Dataset extract:

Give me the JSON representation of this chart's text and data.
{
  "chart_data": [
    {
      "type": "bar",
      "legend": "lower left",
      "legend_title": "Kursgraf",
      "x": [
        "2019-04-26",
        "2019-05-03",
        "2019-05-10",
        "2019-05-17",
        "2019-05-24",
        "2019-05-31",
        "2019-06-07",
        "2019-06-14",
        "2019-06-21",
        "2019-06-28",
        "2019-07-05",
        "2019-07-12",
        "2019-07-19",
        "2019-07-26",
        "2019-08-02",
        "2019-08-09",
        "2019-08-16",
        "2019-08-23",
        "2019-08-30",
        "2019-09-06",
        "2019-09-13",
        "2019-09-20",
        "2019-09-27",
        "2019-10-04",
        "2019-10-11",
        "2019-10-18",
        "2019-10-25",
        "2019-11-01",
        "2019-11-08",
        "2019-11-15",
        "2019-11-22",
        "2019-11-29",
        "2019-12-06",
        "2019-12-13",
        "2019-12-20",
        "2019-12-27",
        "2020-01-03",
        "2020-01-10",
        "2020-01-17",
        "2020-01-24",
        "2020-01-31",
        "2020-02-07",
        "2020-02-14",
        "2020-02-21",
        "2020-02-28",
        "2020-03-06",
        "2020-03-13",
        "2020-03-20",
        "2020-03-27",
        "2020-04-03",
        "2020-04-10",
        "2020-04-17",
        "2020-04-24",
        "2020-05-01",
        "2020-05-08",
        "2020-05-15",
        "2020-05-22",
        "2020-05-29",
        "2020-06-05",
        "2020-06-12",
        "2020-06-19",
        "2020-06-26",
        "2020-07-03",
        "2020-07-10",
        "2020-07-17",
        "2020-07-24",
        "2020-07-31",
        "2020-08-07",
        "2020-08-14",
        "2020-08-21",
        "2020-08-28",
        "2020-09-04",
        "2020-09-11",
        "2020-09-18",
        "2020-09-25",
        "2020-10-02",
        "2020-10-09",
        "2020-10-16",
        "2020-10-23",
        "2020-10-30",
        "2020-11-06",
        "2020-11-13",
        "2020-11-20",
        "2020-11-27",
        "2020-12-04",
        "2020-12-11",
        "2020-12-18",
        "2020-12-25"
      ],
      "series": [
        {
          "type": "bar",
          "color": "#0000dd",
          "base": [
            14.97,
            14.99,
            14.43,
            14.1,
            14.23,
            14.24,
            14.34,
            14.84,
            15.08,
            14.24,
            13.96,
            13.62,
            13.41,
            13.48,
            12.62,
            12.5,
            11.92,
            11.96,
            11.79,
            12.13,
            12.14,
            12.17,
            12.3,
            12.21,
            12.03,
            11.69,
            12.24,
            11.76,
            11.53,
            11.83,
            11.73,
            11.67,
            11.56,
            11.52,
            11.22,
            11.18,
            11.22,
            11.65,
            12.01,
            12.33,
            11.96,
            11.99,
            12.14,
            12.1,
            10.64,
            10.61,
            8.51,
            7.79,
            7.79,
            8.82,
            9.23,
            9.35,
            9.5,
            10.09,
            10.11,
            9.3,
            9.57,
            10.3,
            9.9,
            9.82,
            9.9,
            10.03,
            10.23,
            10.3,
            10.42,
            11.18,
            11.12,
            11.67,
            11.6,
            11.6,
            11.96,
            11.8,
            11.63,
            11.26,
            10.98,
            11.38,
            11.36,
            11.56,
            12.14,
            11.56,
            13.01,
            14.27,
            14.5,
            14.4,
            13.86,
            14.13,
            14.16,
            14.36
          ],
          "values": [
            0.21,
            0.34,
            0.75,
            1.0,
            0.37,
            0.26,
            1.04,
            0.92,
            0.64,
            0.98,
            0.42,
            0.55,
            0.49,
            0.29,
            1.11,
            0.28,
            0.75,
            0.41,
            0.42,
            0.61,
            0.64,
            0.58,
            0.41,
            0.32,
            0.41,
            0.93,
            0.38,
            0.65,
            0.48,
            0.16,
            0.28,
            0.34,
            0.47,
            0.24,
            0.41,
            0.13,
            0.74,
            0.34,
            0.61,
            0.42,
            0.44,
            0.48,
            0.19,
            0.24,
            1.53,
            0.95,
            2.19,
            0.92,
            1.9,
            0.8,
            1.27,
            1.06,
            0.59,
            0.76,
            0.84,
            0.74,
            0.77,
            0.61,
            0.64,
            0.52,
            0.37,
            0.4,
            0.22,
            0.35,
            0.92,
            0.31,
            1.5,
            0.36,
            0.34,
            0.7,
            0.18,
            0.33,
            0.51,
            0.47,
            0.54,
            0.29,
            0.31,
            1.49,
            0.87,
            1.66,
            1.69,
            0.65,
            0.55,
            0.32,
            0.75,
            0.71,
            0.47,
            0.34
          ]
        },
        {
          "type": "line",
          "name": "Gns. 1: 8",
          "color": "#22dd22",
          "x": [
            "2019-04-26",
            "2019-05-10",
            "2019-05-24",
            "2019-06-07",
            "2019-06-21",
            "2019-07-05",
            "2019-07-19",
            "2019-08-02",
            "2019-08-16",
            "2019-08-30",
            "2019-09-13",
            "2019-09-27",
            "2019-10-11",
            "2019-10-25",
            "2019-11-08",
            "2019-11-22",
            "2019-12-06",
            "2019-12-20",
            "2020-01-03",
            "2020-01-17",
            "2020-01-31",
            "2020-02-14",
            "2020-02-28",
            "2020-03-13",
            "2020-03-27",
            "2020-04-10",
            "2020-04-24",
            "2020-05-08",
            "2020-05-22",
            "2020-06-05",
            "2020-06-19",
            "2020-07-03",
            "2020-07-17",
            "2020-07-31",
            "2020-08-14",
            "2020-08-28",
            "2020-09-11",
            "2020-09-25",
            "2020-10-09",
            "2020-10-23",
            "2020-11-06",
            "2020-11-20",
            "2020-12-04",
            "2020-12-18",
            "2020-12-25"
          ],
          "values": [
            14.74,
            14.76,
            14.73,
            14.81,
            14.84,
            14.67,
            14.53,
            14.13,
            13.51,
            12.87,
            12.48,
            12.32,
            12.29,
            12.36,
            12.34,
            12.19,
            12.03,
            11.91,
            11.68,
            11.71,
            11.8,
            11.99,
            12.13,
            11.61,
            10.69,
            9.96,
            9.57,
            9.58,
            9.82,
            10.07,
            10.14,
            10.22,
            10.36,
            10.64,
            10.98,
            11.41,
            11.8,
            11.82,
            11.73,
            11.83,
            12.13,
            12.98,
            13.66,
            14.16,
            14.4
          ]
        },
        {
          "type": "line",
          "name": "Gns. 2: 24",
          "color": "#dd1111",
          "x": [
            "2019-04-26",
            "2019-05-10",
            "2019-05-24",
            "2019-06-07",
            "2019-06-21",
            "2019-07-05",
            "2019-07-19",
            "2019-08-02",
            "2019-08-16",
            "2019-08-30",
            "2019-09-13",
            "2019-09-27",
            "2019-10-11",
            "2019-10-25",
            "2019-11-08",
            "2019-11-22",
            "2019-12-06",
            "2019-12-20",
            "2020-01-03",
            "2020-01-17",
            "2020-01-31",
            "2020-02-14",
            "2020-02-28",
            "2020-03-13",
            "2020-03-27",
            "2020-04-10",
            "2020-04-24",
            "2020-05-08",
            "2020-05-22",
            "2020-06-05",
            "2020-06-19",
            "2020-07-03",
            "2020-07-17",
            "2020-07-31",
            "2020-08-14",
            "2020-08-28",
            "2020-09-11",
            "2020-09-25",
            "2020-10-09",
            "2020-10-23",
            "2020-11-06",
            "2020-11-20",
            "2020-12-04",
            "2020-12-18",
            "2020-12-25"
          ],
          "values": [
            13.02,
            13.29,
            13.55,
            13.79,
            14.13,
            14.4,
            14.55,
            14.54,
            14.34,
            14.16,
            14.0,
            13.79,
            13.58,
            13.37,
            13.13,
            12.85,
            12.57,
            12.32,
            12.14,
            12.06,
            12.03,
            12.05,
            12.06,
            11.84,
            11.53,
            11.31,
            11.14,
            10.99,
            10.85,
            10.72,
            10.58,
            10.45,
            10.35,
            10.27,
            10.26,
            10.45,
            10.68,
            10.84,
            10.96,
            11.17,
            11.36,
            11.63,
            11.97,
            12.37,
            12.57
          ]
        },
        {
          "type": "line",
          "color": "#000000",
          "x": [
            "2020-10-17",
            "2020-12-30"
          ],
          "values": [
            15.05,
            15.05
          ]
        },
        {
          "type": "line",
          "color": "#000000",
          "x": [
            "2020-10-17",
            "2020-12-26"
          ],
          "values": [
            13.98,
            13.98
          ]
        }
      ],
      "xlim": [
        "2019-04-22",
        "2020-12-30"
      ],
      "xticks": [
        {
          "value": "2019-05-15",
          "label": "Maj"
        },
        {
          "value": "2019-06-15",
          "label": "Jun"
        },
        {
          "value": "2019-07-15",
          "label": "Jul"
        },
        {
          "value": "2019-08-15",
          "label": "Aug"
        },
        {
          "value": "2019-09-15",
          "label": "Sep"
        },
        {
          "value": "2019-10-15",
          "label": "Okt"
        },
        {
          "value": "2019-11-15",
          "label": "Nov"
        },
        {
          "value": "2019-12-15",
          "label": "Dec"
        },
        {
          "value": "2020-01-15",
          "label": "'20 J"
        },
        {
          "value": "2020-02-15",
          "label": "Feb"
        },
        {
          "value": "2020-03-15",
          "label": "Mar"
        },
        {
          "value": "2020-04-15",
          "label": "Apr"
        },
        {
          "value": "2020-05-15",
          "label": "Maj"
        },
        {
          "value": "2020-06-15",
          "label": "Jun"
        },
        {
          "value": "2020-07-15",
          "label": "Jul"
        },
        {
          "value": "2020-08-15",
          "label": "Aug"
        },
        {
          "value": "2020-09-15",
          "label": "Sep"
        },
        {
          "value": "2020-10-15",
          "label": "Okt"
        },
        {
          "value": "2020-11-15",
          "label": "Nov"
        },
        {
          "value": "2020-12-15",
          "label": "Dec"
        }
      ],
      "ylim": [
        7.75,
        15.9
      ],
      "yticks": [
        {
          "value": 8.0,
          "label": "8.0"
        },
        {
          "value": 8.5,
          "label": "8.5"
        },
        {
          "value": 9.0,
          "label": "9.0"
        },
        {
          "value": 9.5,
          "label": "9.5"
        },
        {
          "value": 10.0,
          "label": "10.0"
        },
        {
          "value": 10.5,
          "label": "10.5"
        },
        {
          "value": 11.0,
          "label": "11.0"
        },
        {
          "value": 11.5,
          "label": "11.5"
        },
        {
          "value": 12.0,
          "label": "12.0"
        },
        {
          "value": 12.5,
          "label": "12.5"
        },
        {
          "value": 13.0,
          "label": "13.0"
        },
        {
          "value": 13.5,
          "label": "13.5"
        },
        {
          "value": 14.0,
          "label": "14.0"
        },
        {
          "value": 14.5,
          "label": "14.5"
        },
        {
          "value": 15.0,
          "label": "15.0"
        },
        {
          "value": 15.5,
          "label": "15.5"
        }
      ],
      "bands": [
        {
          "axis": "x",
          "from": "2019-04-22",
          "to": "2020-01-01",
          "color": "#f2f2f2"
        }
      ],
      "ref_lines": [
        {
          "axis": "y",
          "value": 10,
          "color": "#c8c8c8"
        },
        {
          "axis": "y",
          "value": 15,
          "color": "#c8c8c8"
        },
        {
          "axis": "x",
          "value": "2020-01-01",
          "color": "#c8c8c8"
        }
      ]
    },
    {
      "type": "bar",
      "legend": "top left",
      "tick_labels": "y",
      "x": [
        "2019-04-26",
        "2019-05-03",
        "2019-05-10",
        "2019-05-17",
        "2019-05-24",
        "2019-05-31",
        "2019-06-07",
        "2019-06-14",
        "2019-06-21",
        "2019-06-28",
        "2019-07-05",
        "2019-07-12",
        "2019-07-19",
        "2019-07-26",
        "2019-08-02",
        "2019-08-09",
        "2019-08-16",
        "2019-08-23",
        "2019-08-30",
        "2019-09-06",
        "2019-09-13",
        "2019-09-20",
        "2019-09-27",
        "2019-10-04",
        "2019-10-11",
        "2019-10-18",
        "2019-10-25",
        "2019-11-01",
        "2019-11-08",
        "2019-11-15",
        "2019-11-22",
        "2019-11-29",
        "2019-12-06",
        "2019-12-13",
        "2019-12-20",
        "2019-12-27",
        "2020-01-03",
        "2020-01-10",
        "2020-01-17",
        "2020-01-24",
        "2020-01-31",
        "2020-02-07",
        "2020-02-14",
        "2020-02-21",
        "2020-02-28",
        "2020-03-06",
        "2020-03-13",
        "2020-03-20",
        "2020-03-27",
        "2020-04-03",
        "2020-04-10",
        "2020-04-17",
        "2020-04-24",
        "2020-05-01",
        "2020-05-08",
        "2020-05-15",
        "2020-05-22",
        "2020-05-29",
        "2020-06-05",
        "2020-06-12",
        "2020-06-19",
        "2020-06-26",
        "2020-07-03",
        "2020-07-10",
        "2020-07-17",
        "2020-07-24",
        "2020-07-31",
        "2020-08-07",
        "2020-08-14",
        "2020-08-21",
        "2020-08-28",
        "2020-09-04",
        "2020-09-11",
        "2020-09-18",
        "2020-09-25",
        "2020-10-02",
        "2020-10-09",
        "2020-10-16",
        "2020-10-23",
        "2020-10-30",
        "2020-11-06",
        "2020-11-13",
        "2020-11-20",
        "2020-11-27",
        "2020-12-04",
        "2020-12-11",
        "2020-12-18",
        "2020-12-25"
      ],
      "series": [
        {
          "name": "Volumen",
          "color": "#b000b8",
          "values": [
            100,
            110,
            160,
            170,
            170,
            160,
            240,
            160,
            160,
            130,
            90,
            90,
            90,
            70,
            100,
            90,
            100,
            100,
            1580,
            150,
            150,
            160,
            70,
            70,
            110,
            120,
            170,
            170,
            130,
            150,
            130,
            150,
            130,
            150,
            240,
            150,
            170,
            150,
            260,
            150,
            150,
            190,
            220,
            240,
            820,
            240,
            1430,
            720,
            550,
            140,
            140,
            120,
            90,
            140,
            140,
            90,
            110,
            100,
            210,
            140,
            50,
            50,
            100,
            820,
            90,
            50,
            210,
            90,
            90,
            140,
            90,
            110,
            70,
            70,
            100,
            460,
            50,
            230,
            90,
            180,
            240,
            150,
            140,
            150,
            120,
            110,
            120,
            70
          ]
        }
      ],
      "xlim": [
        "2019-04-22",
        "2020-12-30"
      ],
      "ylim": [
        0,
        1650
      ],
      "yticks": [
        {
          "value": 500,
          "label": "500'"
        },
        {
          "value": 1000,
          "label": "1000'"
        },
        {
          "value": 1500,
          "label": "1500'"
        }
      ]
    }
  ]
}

Written exercise:
How many of the lines above hold "color"? Answer with only the number.

Solution for this exercise:
10